**GIVEN REQUEST**
Copy all of the records below verbatim.

**DATASET**
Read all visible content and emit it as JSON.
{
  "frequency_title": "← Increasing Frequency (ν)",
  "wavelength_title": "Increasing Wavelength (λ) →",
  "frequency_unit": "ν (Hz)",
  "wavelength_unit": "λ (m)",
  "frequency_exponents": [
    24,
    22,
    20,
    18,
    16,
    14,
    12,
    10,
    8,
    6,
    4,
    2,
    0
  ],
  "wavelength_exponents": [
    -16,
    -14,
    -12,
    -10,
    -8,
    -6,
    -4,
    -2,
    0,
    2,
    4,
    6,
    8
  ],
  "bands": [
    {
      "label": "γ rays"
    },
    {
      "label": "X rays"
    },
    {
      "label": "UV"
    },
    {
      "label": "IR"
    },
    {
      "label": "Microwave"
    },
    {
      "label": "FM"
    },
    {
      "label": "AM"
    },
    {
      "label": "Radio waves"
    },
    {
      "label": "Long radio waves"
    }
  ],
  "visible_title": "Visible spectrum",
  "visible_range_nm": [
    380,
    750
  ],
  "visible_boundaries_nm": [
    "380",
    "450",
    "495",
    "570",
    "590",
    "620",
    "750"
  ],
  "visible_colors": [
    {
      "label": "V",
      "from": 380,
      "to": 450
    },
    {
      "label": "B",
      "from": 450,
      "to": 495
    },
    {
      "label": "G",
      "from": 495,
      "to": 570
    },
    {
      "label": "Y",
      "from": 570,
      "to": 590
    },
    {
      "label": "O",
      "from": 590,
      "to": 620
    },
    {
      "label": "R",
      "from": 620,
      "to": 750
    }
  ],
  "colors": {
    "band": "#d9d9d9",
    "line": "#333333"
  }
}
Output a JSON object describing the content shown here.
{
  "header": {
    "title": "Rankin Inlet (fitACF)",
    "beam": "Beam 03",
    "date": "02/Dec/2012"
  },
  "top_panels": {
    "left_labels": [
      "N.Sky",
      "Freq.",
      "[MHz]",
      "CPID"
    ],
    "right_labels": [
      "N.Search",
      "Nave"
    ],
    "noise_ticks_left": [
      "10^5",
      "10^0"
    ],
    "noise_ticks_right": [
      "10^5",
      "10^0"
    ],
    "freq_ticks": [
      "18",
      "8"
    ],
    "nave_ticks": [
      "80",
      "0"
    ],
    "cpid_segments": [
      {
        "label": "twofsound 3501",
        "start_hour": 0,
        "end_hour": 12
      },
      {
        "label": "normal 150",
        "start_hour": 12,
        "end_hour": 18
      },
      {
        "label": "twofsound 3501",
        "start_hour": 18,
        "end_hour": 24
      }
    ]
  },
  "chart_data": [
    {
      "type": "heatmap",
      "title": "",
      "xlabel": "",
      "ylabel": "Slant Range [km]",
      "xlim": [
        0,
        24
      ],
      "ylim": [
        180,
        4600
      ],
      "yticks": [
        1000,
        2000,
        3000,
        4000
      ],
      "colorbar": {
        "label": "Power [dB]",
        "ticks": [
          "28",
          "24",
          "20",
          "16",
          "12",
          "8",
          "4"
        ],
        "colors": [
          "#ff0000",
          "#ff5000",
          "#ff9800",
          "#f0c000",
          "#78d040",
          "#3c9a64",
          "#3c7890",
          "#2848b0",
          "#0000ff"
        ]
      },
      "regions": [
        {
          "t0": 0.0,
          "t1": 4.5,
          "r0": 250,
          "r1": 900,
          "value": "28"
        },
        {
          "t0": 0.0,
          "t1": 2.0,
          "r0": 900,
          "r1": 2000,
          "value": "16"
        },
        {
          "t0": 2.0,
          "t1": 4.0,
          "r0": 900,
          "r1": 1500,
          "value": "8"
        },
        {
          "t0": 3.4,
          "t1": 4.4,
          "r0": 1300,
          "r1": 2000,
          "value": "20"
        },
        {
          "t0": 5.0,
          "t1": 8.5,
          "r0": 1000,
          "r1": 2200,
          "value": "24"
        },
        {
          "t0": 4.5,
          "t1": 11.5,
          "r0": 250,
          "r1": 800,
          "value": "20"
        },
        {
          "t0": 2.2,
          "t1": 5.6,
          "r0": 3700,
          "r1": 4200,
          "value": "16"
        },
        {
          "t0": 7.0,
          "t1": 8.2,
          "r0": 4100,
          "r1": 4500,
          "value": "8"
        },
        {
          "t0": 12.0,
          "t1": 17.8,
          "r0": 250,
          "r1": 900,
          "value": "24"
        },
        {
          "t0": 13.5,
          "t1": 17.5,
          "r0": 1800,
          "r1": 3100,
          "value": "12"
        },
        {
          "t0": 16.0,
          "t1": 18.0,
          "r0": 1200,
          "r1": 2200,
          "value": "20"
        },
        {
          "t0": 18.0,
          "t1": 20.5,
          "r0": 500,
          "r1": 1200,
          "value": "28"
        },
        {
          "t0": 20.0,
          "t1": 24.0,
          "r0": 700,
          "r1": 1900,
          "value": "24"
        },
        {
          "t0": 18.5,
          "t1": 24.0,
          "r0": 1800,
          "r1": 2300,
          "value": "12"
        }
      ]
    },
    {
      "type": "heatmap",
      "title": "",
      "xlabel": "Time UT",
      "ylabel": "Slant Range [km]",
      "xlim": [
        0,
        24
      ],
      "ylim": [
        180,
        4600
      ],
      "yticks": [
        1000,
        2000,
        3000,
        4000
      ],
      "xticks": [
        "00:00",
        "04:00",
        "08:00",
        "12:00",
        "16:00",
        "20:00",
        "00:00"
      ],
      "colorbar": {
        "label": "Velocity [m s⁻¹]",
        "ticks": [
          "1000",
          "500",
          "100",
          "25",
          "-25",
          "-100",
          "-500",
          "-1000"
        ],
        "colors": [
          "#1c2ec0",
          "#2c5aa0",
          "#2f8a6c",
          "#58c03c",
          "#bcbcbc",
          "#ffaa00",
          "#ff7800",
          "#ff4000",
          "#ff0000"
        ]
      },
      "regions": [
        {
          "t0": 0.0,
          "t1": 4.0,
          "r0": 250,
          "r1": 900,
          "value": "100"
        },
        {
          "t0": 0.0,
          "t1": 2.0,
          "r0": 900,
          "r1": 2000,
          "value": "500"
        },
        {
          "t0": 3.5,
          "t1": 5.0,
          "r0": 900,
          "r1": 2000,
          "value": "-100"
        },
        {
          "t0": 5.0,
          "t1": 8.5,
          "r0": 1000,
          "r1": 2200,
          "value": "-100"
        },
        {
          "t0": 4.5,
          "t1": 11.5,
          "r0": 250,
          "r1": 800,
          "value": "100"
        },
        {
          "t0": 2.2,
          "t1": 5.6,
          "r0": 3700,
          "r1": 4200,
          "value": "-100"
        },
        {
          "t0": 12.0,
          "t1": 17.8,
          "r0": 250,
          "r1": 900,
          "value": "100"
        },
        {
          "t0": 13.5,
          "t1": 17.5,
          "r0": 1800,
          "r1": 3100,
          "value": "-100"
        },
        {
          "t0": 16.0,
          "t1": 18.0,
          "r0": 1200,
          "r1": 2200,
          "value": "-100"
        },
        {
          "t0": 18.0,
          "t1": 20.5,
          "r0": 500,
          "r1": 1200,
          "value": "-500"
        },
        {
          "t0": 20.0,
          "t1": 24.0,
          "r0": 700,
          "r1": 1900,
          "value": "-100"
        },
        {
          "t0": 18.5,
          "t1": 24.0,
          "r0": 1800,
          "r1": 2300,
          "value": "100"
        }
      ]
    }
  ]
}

**EXERCISE RESULT**
Read all visible content and emit it as JSON.
{
  "frequency_title": "← Increasing Frequency (ν)",
  "wavelength_title": "Increasing Wavelength (λ) →",
  "frequency_unit": "ν (Hz)",
  "wavelength_unit": "λ (m)",
  "frequency_exponents": [
    24,
    22,
    20,
    18,
    16,
    14,
    12,
    10,
    8,
    6,
    4,
    2,
    0
  ],
  "wavelength_exponents": [
    -16,
    -14,
    -12,
    -10,
    -8,
    -6,
    -4,
    -2,
    0,
    2,
    4,
    6,
    8
  ],
  "bands": [
    {
      "label": "γ rays"
    },
    {
      "label": "X rays"
    },
    {
      "label": "UV"
    },
    {
      "label": "IR"
    },
    {
      "label": "Microwave"
    },
    {
      "label": "FM"
    },
    {
      "label": "AM"
    },
    {
      "label": "Radio waves"
    },
    {
      "label": "Long radio waves"
    }
  ],
  "visible_title": "Visible spectrum",
  "visible_range_nm": [
    380,
    750
  ],
  "visible_boundaries_nm": [
    "380",
    "450",
    "495",
    "570",
    "590",
    "620",
    "750"
  ],
  "visible_colors": [
    {
      "label": "V",
      "from": 380,
      "to": 450
    },
    {
      "label": "B",
      "from": 450,
      "to": 495
    },
    {
      "label": "G",
      "from": 495,
      "to": 570
    },
    {
      "label": "Y",
      "from": 570,
      "to": 590
    },
    {
      "label": "O",
      "from": 590,
      "to": 620
    },
    {
      "label": "R",
      "from": 620,
      "to": 750
    }
  ],
  "colors": {
    "band": "#d9d9d9",
    "line": "#333333"
  }
}
Output a JSON object describing the content shown here.
{
  "header": {
    "title": "Rankin Inlet (fitACF)",
    "beam": "Beam 03",
    "date": "02/Dec/2012"
  },
  "top_panels": {
    "left_labels": [
      "N.Sky",
      "Freq.",
      "[MHz]",
      "CPID"
    ],
    "right_labels": [
      "N.Search",
      "Nave"
    ],
    "noise_ticks_left": [
      "10^5",
      "10^0"
    ],
    "noise_ticks_right": [
      "10^5",
      "10^0"
    ],
    "freq_ticks": [
      "18",
      "8"
    ],
    "nave_ticks": [
      "80",
      "0"
    ],
    "cpid_segments": [
      {
        "label": "twofsound 3501",
        "start_hour": 0,
        "end_hour": 12
      },
      {
        "label": "normal 150",
        "start_hour": 12,
        "end_hour": 18
      },
      {
        "label": "twofsound 3501",
        "start_hour": 18,
        "end_hour": 24
      }
    ]
  },
  "chart_data": [
    {
      "type": "heatmap",
      "title": "",
      "xlabel": "",
      "ylabel": "Slant Range [km]",
      "xlim": [
        0,
        24
      ],
      "ylim": [
        180,
        4600
      ],
      "yticks": [
        1000,
        2000,
        3000,
        4000
      ],
      "colorbar": {
        "label": "Power [dB]",
        "ticks": [
          "28",
          "24",
          "20",
          "16",
          "12",
          "8",
          "4"
        ],
        "colors": [
          "#ff0000",
          "#ff5000",
          "#ff9800",
          "#f0c000",
          "#78d040",
          "#3c9a64",
          "#3c7890",
          "#2848b0",
          "#0000ff"
        ]
      },
      "regions": [
        {
          "t0": 0.0,
          "t1": 4.5,
          "r0": 250,
          "r1": 900,
          "value": "28"
        },
        {
          "t0": 0.0,
          "t1": 2.0,
          "r0": 900,
          "r1": 2000,
          "value": "16"
        },
        {
          "t0": 2.0,
          "t1": 4.0,
          "r0": 900,
          "r1": 1500,
          "value": "8"
        },
        {
          "t0": 3.4,
          "t1": 4.4,
          "r0": 1300,
          "r1": 2000,
          "value": "20"
        },
        {
          "t0": 5.0,
          "t1": 8.5,
          "r0": 1000,
          "r1": 2200,
          "value": "24"
        },
        {
          "t0": 4.5,
          "t1": 11.5,
          "r0": 250,
          "r1": 800,
          "value": "20"
        },
        {
          "t0": 2.2,
          "t1": 5.6,
          "r0": 3700,
          "r1": 4200,
          "value": "16"
        },
        {
          "t0": 7.0,
          "t1": 8.2,
          "r0": 4100,
          "r1": 4500,
          "value": "8"
        },
        {
          "t0": 12.0,
          "t1": 17.8,
          "r0": 250,
          "r1": 900,
          "value": "24"
        },
        {
          "t0": 13.5,
          "t1": 17.5,
          "r0": 1800,
          "r1": 3100,
          "value": "12"
        },
        {
          "t0": 16.0,
          "t1": 18.0,
          "r0": 1200,
          "r1": 2200,
          "value": "20"
        },
        {
          "t0": 18.0,
          "t1": 20.5,
          "r0": 500,
          "r1": 1200,
          "value": "28"
        },
        {
          "t0": 20.0,
          "t1": 24.0,
          "r0": 700,
          "r1": 1900,
          "value": "24"
        },
        {
          "t0": 18.5,
          "t1": 24.0,
          "r0": 1800,
          "r1": 2300,
          "value": "12"
        }
      ]
    },
    {
      "type": "heatmap",
      "title": "",
      "xlabel": "Time UT",
      "ylabel": "Slant Range [km]",
      "xlim": [
        0,
        24
      ],
      "ylim": [
        180,
        4600
      ],
      "yticks": [
        1000,
        2000,
        3000,
        4000
      ],
      "xticks": [
        "00:00",
        "04:00",
        "08:00",
        "12:00",
        "16:00",
        "20:00",
        "00:00"
      ],
      "colorbar": {
        "label": "Velocity [m s⁻¹]",
        "ticks": [
          "1000",
          "500",
          "100",
          "25",
          "-25",
          "-100",
          "-500",
          "-1000"
        ],
        "colors": [
          "#1c2ec0",
          "#2c5aa0",
          "#2f8a6c",
          "#58c03c",
          "#bcbcbc",
          "#ffaa00",
          "#ff7800",
          "#ff4000",
          "#ff0000"
        ]
      },
      "regions": [
        {
          "t0": 0.0,
          "t1": 4.0,
          "r0": 250,
          "r1": 900,
          "value": "100"
        },
        {
          "t0": 0.0,
          "t1": 2.0,
          "r0": 900,
          "r1": 2000,
          "value": "500"
        },
        {
          "t0": 3.5,
          "t1": 5.0,
          "r0": 900,
          "r1": 2000,
          "value": "-100"
        },
        {
          "t0": 5.0,
          "t1": 8.5,
          "r0": 1000,
          "r1": 2200,
          "value": "-100"
        },
        {
          "t0": 4.5,
          "t1": 11.5,
          "r0": 250,
          "r1": 800,
          "value": "100"
        },
        {
          "t0": 2.2,
          "t1": 5.6,
          "r0": 3700,
          "r1": 4200,
          "value": "-100"
        },
        {
          "t0": 12.0,
          "t1": 17.8,
          "r0": 250,
          "r1": 900,
          "value": "100"
        },
        {
          "t0": 13.5,
          "t1": 17.5,
          "r0": 1800,
          "r1": 3100,
          "value": "-100"
        },
        {
          "t0": 16.0,
          "t1": 18.0,
          "r0": 1200,
          "r1": 2200,
          "value": "-100"
        },
        {
          "t0": 18.0,
          "t1": 20.5,
          "r0": 500,
          "r1": 1200,
          "value": "-500"
        },
        {
          "t0": 20.0,
          "t1": 24.0,
          "r0": 700,
          "r1": 1900,
          "value": "-100"
        },
        {
          "t0": 18.5,
          "t1": 24.0,
          "r0": 1800,
          "r1": 2300,
          "value": "100"
        }
      ]
    }
  ]
}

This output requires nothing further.